Goal:
Copy out all the lines where "JSON" shows up.

Information supplied:
====

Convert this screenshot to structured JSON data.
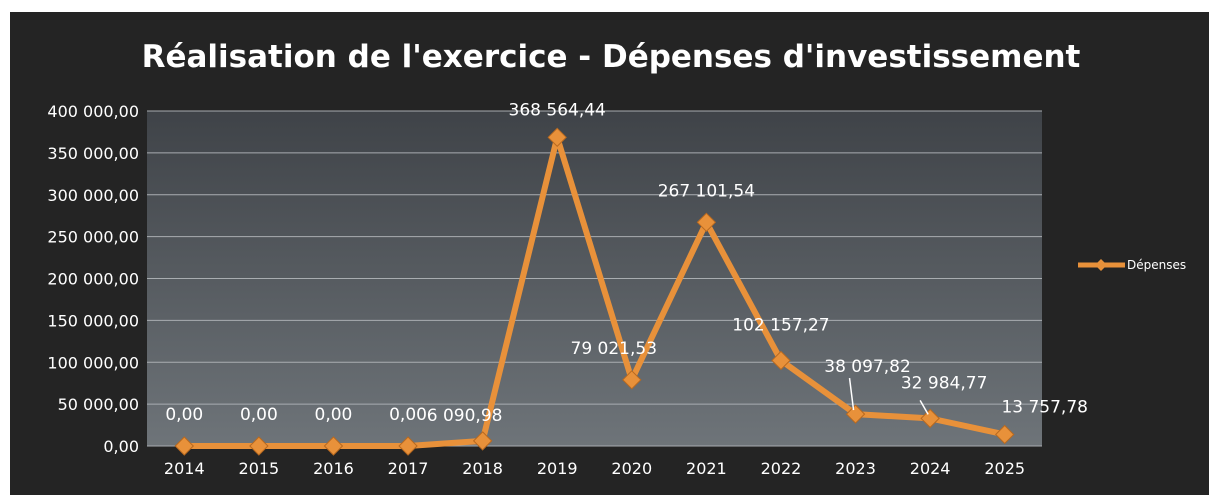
{
  "chart_data": {
    "type": "line",
    "title": "Réalisation de l'exercice - Dépenses d'investissement",
    "xlabel": "",
    "ylabel": "",
    "categories": [
      "2014",
      "2015",
      "2016",
      "2017",
      "2018",
      "2019",
      "2020",
      "2021",
      "2022",
      "2023",
      "2024",
      "2025"
    ],
    "series": [
      {
        "name": "Dépenses",
        "values": [
          0,
          0,
          0,
          0,
          6090.98,
          368564.44,
          79021.53,
          267101.54,
          102157.27,
          38097.82,
          32984.77,
          13757.78
        ],
        "labels": [
          "0,00",
          "0,00",
          "0,00",
          "0,00",
          "6 090,98",
          "368 564,44",
          "79 021,53",
          "267 101,54",
          "102 157,27",
          "38 097,82",
          "32 984,77",
          "13 757,78"
        ],
        "color": "#E8913A"
      }
    ],
    "ylim": [
      0,
      400000
    ],
    "yticks": [
      0,
      50000,
      100000,
      150000,
      200000,
      250000,
      300000,
      350000,
      400000
    ],
    "ytick_labels": [
      "0,00",
      "50 000,00",
      "100 000,00",
      "150 000,00",
      "200 000,00",
      "250 000,00",
      "300 000,00",
      "350 000,00",
      "400 000,00"
    ],
    "grid": true,
    "legend_position": "right",
    "colors": {
      "frame_background": "#242424",
      "plot_background_top": "#3f4348",
      "plot_background_bottom": "#6e7479",
      "gridline": "#a9adb1",
      "axis_text": "#ffffff",
      "marker": "#E8913A"
    }
  }
}
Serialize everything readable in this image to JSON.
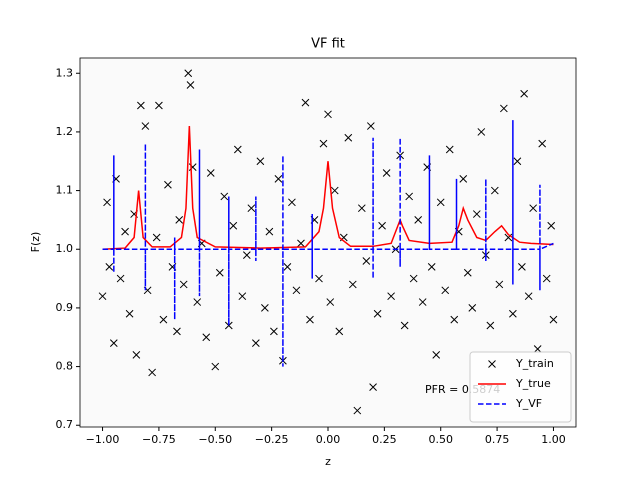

====

The output:
Convert this screenshot to structured JSON data.
Serialize everything readable in this image to JSON.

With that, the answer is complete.